**WORK TO DO:** Nothing in the data should change when you return it, but leave the pictures out.

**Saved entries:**

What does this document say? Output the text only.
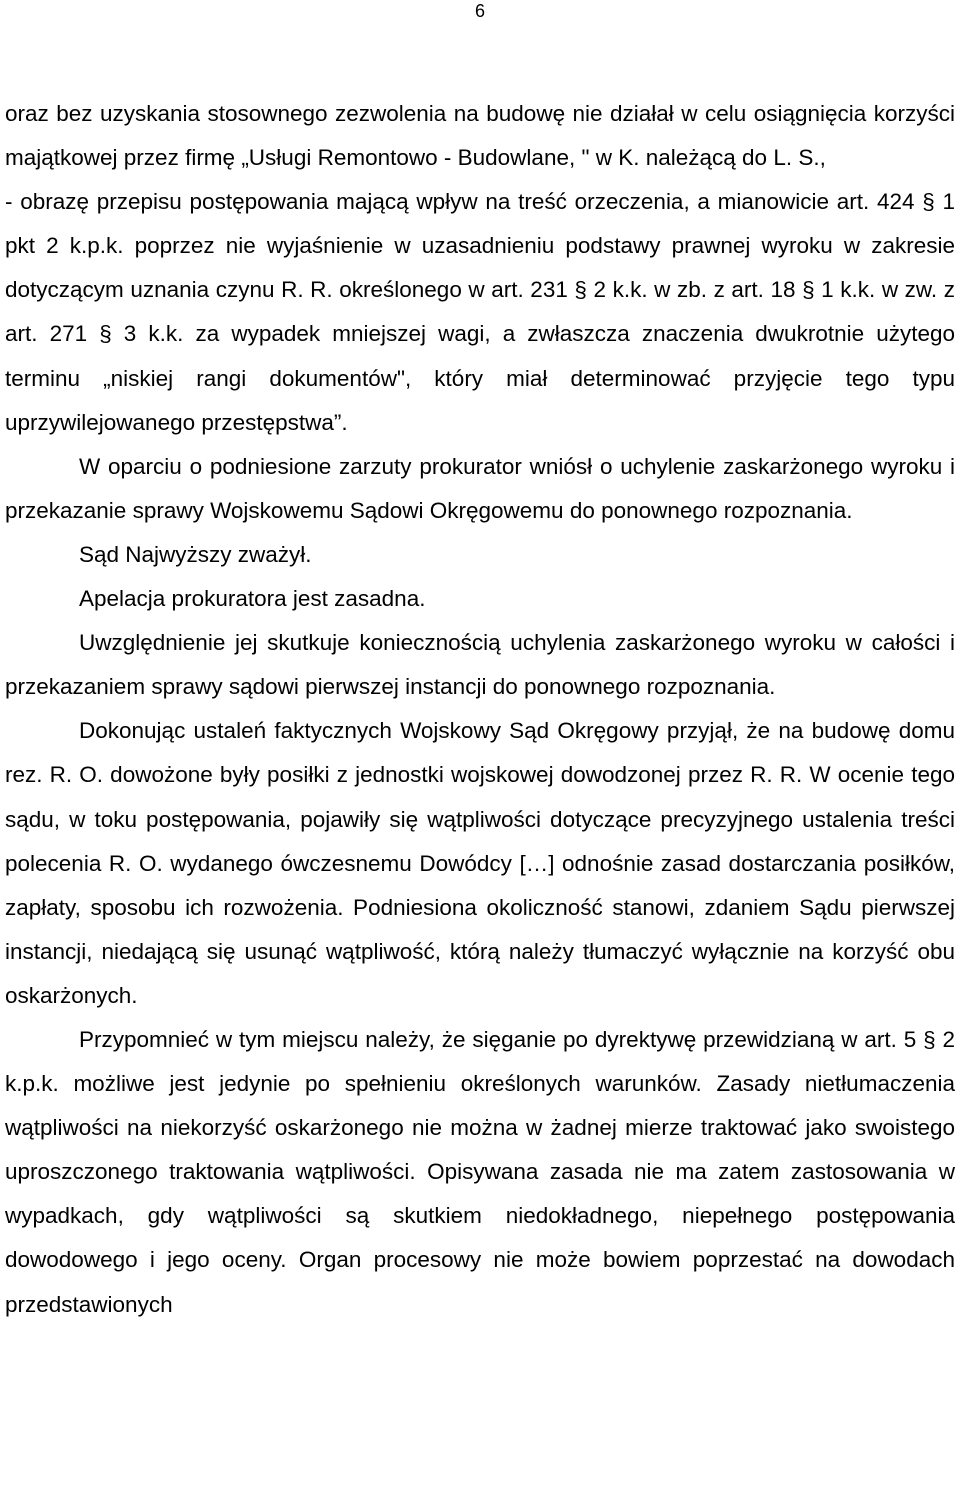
6

oraz bez uzyskania stosownego zezwolenia na budowę nie działał w celu osiągnięcia korzyści majątkowej przez firmę „Usługi Remontowo - Budowlane, " w K. należącą do L. S.,

- obrazę przepisu postępowania mającą wpływ na treść orzeczenia, a mianowicie art. 424 § 1 pkt 2 k.p.k. poprzez nie wyjaśnienie w uzasadnieniu podstawy prawnej wyroku w zakresie dotyczącym uznania czynu R. R. określonego w art. 231 § 2 k.k. w zb. z art. 18 § 1 k.k. w zw. z art. 271 § 3 k.k. za wypadek mniejszej wagi, a zwłaszcza znaczenia dwukrotnie użytego terminu „niskiej rangi dokumentów", który miał determinować przyjęcie tego typu uprzywilejowanego przestępstwa”.

W oparciu o podniesione zarzuty prokurator wniósł o uchylenie zaskarżonego wyroku i przekazanie sprawy Wojskowemu Sądowi Okręgowemu do ponownego rozpoznania.

Sąd Najwyższy zważył.

Apelacja prokuratora jest zasadna.

Uwzględnienie jej skutkuje koniecznością uchylenia zaskarżonego wyroku w całości i przekazaniem sprawy sądowi pierwszej instancji do ponownego rozpoznania.

Dokonując ustaleń faktycznych Wojskowy Sąd Okręgowy przyjął, że na budowę domu rez. R. O. dowożone były posiłki z jednostki wojskowej dowodzonej przez R. R. W ocenie tego sądu, w toku postępowania, pojawiły się wątpliwości dotyczące precyzyjnego ustalenia treści polecenia R. O. wydanego ówczesnemu Dowódcy […] odnośnie zasad dostarczania posiłków, zapłaty, sposobu ich rozwożenia. Podniesiona okoliczność stanowi, zdaniem Sądu pierwszej instancji, niedającą się usunąć wątpliwość, którą należy tłumaczyć wyłącznie na korzyść obu oskarżonych.

Przypomnieć w tym miejscu należy, że sięganie po dyrektywę przewidzianą w art. 5 § 2 k.p.k. możliwe jest jedynie po spełnieniu określonych warunków. Zasady nietłumaczenia wątpliwości na niekorzyść oskarżonego nie można w żadnej mierze traktować jako swoistego uproszczonego traktowania wątpliwości. Opisywana zasada nie ma zatem zastosowania w wypadkach, gdy wątpliwości są skutkiem niedokładnego, niepełnego postępowania dowodowego i jego oceny. Organ procesowy nie może bowiem poprzestać na dowodach przedstawionych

**TASK SOLUTION:**
What does this document say? Output the text only.
6

oraz bez uzyskania stosownego zezwolenia na budowę nie działał w celu osiągnięcia korzyści majątkowej przez firmę „Usługi Remontowo - Budowlane, " w K. należącą do L. S.,

- obrazę przepisu postępowania mającą wpływ na treść orzeczenia, a mianowicie art. 424 § 1 pkt 2 k.p.k. poprzez nie wyjaśnienie w uzasadnieniu podstawy prawnej wyroku w zakresie dotyczącym uznania czynu R. R. określonego w art. 231 § 2 k.k. w zb. z art. 18 § 1 k.k. w zw. z art. 271 § 3 k.k. za wypadek mniejszej wagi, a zwłaszcza znaczenia dwukrotnie użytego terminu „niskiej rangi dokumentów", który miał determinować przyjęcie tego typu uprzywilejowanego przestępstwa”.

W oparciu o podniesione zarzuty prokurator wniósł o uchylenie zaskarżonego wyroku i przekazanie sprawy Wojskowemu Sądowi Okręgowemu do ponownego rozpoznania.

Sąd Najwyższy zważył.

Apelacja prokuratora jest zasadna.

Uwzględnienie jej skutkuje koniecznością uchylenia zaskarżonego wyroku w całości i przekazaniem sprawy sądowi pierwszej instancji do ponownego rozpoznania.

Dokonując ustaleń faktycznych Wojskowy Sąd Okręgowy przyjął, że na budowę domu rez. R. O. dowożone były posiłki z jednostki wojskowej dowodzonej przez R. R. W ocenie tego sądu, w toku postępowania, pojawiły się wątpliwości dotyczące precyzyjnego ustalenia treści polecenia R. O. wydanego ówczesnemu Dowódcy […] odnośnie zasad dostarczania posiłków, zapłaty, sposobu ich rozwożenia. Podniesiona okoliczność stanowi, zdaniem Sądu pierwszej instancji, niedającą się usunąć wątpliwość, którą należy tłumaczyć wyłącznie na korzyść obu oskarżonych.

Przypomnieć w tym miejscu należy, że sięganie po dyrektywę przewidzianą w art. 5 § 2 k.p.k. możliwe jest jedynie po spełnieniu określonych warunków. Zasady nietłumaczenia wątpliwości na niekorzyść oskarżonego nie można w żadnej mierze traktować jako swoistego uproszczonego traktowania wątpliwości. Opisywana zasada nie ma zatem zastosowania w wypadkach, gdy wątpliwości są skutkiem niedokładnego, niepełnego postępowania dowodowego i jego oceny. Organ procesowy nie może bowiem poprzestać na dowodach przedstawionych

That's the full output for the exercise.